---- EXCERPT TO READ

Is Social Enterprise Sustainable?

Is Social Enterprise Sustainable?

Social Enterprise first evolved in the developing world. Now the business models and social metrics may be going mainstream.

When Filipe Santos began teaching Social Enterprise at INSEAD in 2004 very few of his students had any interest in developing businesses which had a social impact. Now more than 30 percent of his students want to make a social difference. “The time is ripe for a new social impact model,” says Santos. “We see a lot of problems in developed and developing countries that are not being addressed by markets. It’s not just poverty, it’s about things breaking down around long-term unemployment, exclusion from society, healthcare. Problems that society and governments are not able to invest in. For me, social enterprise is the process of developing sustainable solutions for some of these neglected areas.”

The early social entrepreneurs were often people who had been educated in Europe or the U.S., gained experience in mainstream companies in the developed world, and then brought their expertise back to their home countries in the developing world. Nobel Peace Prize winner, Muhammad Yunus, was one of the pioneers when he introduced the notion of microfinance to Bangladesh in the 1970s with the foundation of the Grameen bank.

--------
---- ENTRIES PROVIDED

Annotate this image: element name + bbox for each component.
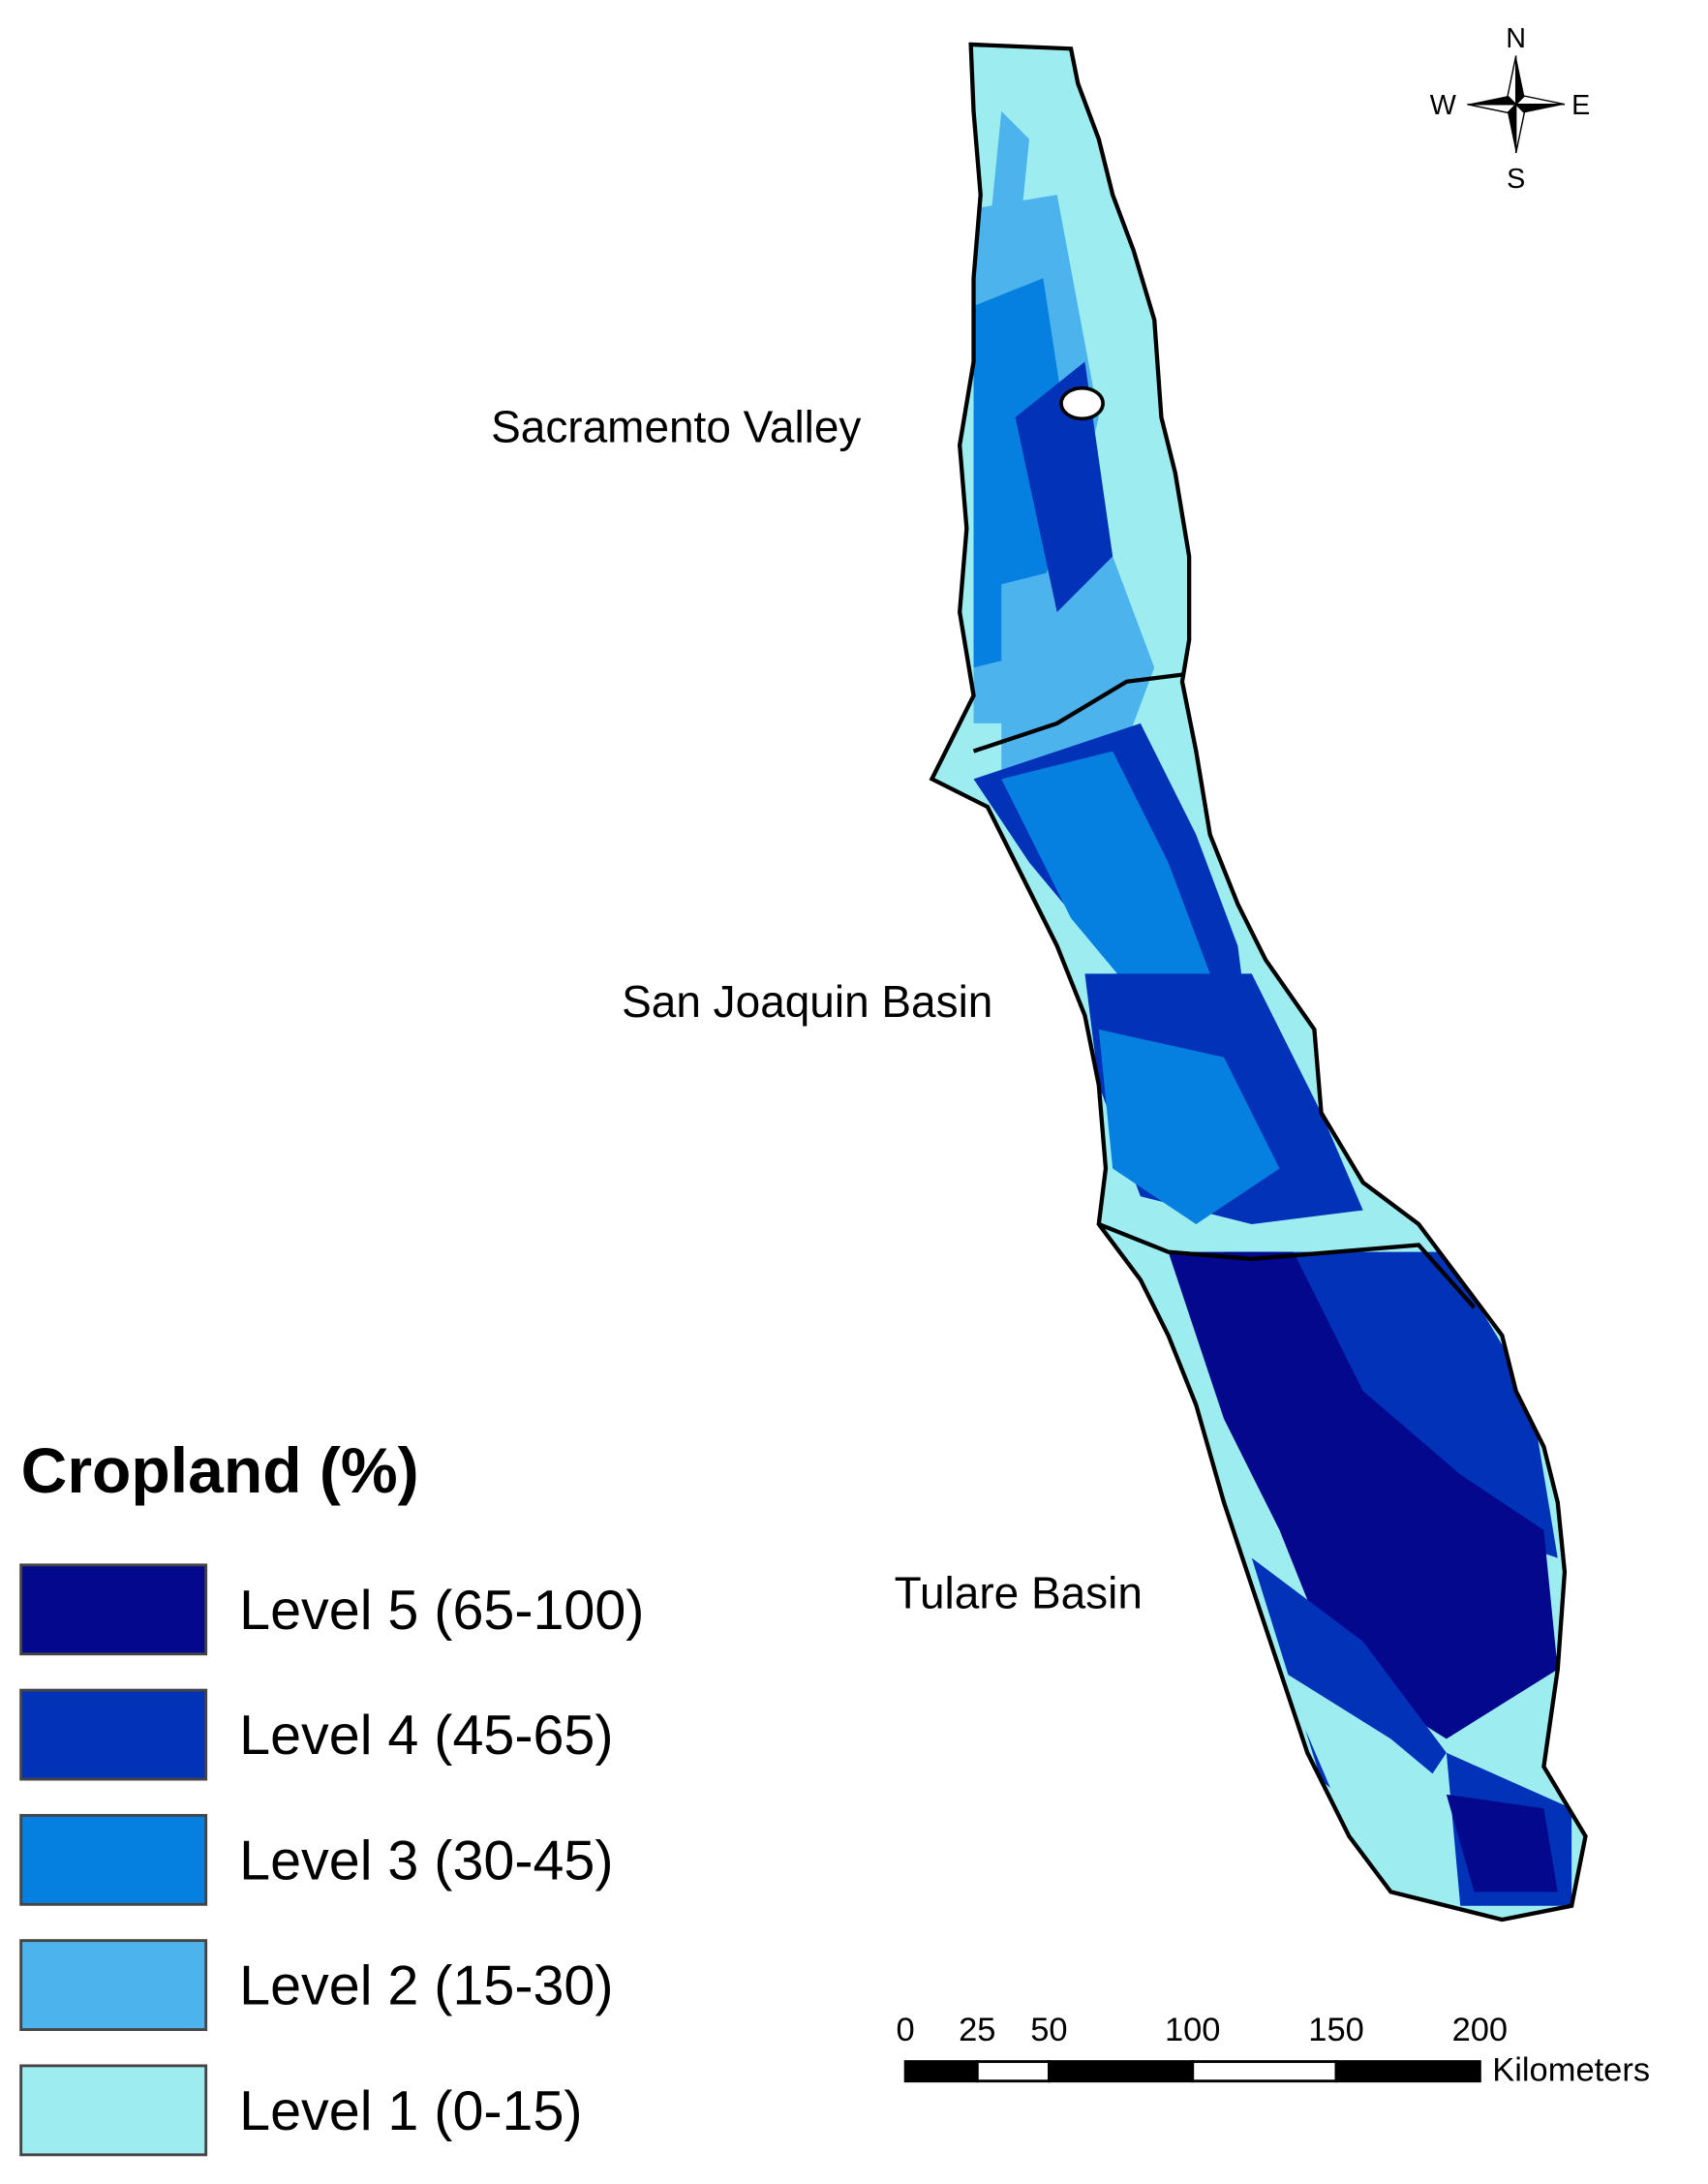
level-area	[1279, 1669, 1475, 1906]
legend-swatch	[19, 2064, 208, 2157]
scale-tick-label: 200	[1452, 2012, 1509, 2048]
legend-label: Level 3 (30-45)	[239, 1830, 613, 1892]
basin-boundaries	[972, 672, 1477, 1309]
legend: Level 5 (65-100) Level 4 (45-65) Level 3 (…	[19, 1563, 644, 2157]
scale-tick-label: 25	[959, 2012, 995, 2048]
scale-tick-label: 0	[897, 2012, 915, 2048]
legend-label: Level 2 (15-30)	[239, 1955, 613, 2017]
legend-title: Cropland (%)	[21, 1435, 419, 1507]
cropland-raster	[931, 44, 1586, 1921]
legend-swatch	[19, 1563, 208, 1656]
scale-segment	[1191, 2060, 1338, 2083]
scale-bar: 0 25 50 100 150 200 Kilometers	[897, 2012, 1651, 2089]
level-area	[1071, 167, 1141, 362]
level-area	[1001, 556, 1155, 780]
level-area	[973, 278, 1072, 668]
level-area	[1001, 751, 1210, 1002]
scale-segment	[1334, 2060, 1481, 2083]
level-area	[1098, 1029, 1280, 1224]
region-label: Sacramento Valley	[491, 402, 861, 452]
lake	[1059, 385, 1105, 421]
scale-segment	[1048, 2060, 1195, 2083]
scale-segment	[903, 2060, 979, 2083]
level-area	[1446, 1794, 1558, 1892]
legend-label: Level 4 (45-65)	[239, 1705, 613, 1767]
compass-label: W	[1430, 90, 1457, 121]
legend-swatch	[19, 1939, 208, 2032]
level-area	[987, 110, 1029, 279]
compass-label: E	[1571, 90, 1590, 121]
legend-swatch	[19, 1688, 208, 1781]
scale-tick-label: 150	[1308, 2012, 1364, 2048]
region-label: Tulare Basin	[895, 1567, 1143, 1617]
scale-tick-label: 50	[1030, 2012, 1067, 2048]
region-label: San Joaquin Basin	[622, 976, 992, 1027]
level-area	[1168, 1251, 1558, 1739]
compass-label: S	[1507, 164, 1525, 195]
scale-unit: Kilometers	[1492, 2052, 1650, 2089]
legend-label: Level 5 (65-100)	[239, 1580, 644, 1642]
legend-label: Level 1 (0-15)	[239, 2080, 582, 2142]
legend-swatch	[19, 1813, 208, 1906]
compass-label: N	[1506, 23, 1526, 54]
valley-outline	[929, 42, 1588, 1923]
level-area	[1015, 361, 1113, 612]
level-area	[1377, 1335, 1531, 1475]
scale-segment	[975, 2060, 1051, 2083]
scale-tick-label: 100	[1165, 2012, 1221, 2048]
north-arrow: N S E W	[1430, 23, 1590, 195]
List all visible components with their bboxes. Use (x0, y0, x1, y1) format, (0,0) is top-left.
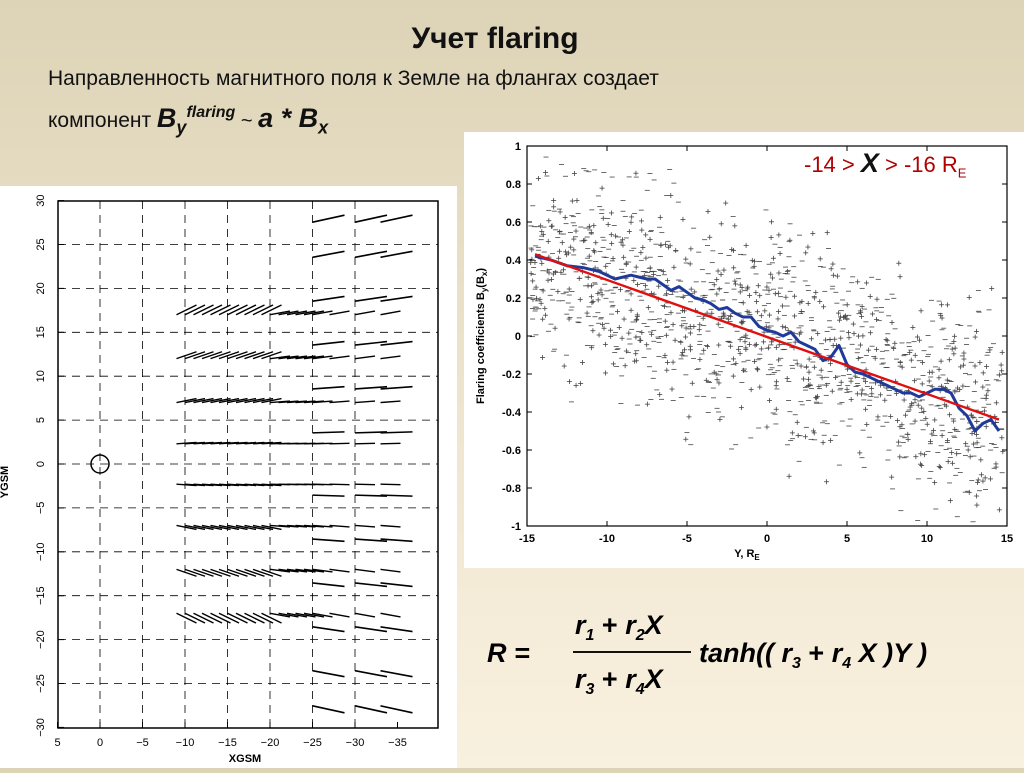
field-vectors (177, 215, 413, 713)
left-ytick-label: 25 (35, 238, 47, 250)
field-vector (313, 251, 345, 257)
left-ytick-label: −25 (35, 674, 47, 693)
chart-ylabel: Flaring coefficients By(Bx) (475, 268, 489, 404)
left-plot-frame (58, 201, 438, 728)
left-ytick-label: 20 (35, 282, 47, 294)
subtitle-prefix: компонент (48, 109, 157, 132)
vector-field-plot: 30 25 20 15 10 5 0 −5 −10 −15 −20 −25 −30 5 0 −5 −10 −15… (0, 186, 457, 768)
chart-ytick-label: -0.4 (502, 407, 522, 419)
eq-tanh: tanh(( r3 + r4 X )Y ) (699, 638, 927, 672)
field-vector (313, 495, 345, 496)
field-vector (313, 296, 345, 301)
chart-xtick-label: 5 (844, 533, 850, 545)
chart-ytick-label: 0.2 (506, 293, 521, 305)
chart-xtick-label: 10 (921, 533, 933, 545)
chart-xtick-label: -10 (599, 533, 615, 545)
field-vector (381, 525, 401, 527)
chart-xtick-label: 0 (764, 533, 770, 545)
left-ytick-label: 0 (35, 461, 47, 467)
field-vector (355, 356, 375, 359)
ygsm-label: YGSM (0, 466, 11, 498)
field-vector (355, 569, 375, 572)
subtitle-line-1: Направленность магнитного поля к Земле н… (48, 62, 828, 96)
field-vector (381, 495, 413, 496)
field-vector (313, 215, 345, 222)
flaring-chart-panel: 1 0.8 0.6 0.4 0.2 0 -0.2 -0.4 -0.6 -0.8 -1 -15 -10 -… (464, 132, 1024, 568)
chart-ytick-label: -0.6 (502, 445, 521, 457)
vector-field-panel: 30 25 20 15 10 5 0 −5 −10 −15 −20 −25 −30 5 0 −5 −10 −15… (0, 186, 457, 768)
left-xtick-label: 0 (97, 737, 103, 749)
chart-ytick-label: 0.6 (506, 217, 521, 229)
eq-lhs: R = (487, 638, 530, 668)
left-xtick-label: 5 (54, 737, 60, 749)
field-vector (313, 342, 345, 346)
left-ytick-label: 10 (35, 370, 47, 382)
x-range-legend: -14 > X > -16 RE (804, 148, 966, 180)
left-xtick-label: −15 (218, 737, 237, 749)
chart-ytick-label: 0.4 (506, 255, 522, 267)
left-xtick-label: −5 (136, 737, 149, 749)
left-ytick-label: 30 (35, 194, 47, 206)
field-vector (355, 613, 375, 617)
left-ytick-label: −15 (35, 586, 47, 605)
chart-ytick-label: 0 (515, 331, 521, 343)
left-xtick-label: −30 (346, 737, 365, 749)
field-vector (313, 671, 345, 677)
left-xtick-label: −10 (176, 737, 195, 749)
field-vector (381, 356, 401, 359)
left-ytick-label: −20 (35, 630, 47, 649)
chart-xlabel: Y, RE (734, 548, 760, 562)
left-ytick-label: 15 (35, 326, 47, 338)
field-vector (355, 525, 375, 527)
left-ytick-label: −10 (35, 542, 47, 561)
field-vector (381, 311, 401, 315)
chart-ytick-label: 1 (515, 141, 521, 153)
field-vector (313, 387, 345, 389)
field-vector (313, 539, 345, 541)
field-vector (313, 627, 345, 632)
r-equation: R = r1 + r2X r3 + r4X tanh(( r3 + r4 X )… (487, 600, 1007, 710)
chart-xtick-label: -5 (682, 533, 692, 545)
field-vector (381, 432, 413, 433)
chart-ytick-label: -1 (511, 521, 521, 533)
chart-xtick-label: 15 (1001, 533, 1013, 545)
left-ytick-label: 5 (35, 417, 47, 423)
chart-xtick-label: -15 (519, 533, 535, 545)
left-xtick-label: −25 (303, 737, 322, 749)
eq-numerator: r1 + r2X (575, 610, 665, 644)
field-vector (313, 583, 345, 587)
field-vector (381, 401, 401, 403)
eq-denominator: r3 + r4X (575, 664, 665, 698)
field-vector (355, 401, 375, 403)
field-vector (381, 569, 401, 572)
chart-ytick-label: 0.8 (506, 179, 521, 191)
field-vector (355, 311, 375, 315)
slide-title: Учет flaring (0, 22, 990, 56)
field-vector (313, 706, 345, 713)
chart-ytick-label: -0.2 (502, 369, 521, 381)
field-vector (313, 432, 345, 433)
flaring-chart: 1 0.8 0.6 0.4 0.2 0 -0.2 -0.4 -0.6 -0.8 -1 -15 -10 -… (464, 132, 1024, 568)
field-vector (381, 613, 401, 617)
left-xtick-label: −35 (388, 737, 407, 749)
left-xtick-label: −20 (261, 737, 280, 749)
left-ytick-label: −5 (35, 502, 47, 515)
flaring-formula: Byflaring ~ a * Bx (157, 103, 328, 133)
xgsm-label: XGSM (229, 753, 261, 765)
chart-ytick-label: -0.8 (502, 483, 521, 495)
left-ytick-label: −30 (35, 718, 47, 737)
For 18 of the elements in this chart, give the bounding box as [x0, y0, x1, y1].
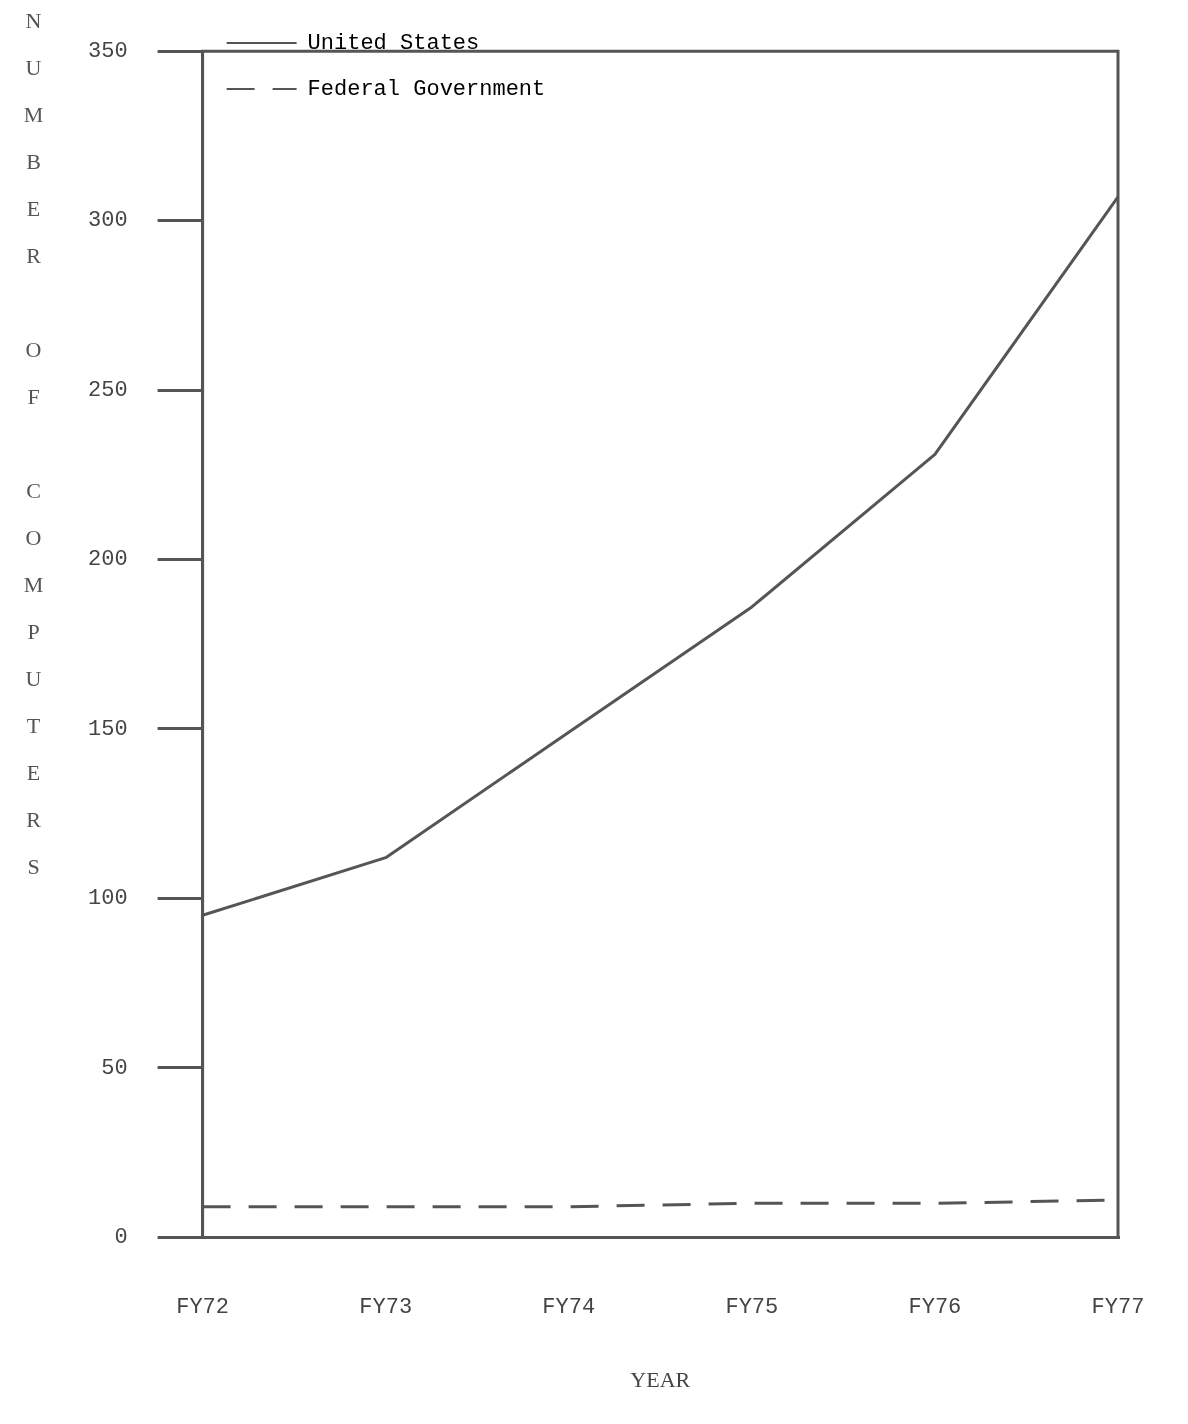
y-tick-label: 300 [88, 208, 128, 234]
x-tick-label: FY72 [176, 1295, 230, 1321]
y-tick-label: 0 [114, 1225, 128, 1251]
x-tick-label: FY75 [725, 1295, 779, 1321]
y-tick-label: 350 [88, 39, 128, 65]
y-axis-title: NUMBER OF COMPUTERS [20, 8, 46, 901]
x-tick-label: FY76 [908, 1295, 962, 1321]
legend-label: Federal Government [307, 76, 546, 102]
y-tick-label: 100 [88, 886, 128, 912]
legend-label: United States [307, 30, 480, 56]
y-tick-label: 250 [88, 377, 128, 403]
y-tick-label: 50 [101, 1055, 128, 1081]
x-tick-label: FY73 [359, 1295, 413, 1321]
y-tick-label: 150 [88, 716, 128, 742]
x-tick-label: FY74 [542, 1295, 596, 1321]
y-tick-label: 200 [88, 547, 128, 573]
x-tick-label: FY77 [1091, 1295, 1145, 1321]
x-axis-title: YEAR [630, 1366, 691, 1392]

--------

* TASK REQUIREMENTS:
Copy word for word the passage of the social enterprise text that runs from "The early social" to "the Grameen bank.".

* RIGHT ANSWER:
The early social entrepreneurs were often people who had been educated in Europe or the U.S., gained experience in mainstream companies in the developed world, and then brought their expertise back to their home countries in the developing world. Nobel Peace Prize winner, Muhammad Yunus, was one of the pioneers when he introduced the notion of microfinance to Bangladesh in the 1970s with the foundation of the Grameen bank.